- _What you have to do_
Copy the lines that follow, keeping every character the same.

Data entries:
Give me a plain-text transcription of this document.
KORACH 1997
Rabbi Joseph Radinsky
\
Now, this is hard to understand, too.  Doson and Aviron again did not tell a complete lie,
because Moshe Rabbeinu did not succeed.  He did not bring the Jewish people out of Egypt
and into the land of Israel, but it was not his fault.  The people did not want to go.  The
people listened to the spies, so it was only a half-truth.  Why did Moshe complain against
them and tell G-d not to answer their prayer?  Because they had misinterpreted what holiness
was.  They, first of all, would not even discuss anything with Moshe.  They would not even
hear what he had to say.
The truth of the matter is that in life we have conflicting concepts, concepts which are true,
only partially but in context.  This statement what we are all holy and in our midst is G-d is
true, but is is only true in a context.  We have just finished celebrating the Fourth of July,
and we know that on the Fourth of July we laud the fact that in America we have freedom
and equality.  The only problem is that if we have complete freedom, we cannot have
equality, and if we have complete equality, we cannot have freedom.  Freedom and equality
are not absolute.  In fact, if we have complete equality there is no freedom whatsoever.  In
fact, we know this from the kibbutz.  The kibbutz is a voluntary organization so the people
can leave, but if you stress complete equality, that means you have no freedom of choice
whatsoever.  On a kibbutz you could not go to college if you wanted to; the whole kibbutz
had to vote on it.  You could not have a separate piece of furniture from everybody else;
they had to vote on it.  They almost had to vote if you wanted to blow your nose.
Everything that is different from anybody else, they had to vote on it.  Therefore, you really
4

- _Written solution_
Give me a plain-text transcription of this document.
KORACH 1997
Rabbi Joseph Radinsky
\
Now, this is hard to understand, too.  Doson and Aviron again did not tell a complete lie,
because Moshe Rabbeinu did not succeed.  He did not bring the Jewish people out of Egypt
and into the land of Israel, but it was not his fault.  The people did not want to go.  The
people listened to the spies, so it was only a half-truth.  Why did Moshe complain against
them and tell G-d not to answer their prayer?  Because they had misinterpreted what holiness
was.  They, first of all, would not even discuss anything with Moshe.  They would not even
hear what he had to say.
The truth of the matter is that in life we have conflicting concepts, concepts which are true,
only partially but in context.  This statement what we are all holy and in our midst is G-d is
true, but is is only true in a context.  We have just finished celebrating the Fourth of July,
and we know that on the Fourth of July we laud the fact that in America we have freedom
and equality.  The only problem is that if we have complete freedom, we cannot have
equality, and if we have complete equality, we cannot have freedom.  Freedom and equality
are not absolute.  In fact, if we have complete equality there is no freedom whatsoever.  In
fact, we know this from the kibbutz.  The kibbutz is a voluntary organization so the people
can leave, but if you stress complete equality, that means you have no freedom of choice
whatsoever.  On a kibbutz you could not go to college if you wanted to; the whole kibbutz
had to vote on it.  You could not have a separate piece of furniture from everybody else;
they had to vote on it.  They almost had to vote if you wanted to blow your nose.
Everything that is different from anybody else, they had to vote on it.  Therefore, you really
4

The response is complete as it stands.